-- BEGIN --
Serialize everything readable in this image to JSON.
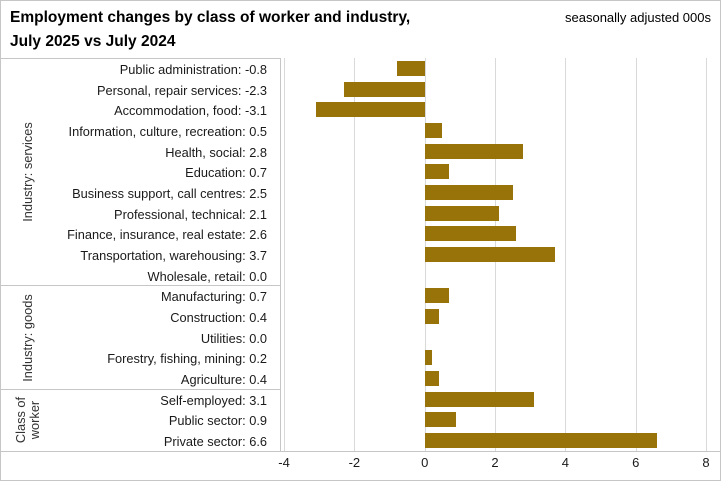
{
  "header": {
    "title_line1": "Employment changes by class of worker and industry,",
    "title_line2": "July 2025 vs July 2024",
    "note": "seasonally adjusted 000s"
  },
  "chart_data": {
    "type": "bar",
    "orientation": "horizontal",
    "title": "Employment changes by class of worker and industry, July 2025 vs July 2024",
    "units_note": "seasonally adjusted 000s",
    "bar_color": "#97730a",
    "grid_color": "#d9d9d9",
    "border_color": "#c6c6c6",
    "xlim": [
      -4.1,
      8.2
    ],
    "x_ticks": [
      -4,
      -2,
      0,
      2,
      4,
      6,
      8
    ],
    "value_format": "one_decimal",
    "legend": "none",
    "grid": "vertical_only",
    "groups": [
      {
        "label": "Industry: services",
        "rows": [
          {
            "label": "Public administration",
            "value": -0.8
          },
          {
            "label": "Personal, repair services",
            "value": -2.3
          },
          {
            "label": "Accommodation, food",
            "value": -3.1
          },
          {
            "label": "Information, culture, recreation",
            "value": 0.5
          },
          {
            "label": "Health, social",
            "value": 2.8
          },
          {
            "label": "Education",
            "value": 0.7
          },
          {
            "label": "Business support, call centres",
            "value": 2.5
          },
          {
            "label": "Professional, technical",
            "value": 2.1
          },
          {
            "label": "Finance, insurance, real estate",
            "value": 2.6
          },
          {
            "label": "Transportation, warehousing",
            "value": 3.7
          },
          {
            "label": "Wholesale, retail",
            "value": 0.0
          }
        ]
      },
      {
        "label": "Industry: goods",
        "rows": [
          {
            "label": "Manufacturing",
            "value": 0.7
          },
          {
            "label": "Construction",
            "value": 0.4
          },
          {
            "label": "Utilities",
            "value": 0.0
          },
          {
            "label": "Forestry, fishing, mining",
            "value": 0.2
          },
          {
            "label": "Agriculture",
            "value": 0.4
          }
        ]
      },
      {
        "label": "Class of worker",
        "rows": [
          {
            "label": "Self-employed",
            "value": 3.1
          },
          {
            "label": "Public sector",
            "value": 0.9
          },
          {
            "label": "Private sector",
            "value": 6.6
          }
        ]
      }
    ]
  }
}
-- END --
• **Work to be completed**
For each line in the data above that contains the string "sector", extract the line.

• **Written answer**
            "label": "Public sector",
            "label": "Private sector",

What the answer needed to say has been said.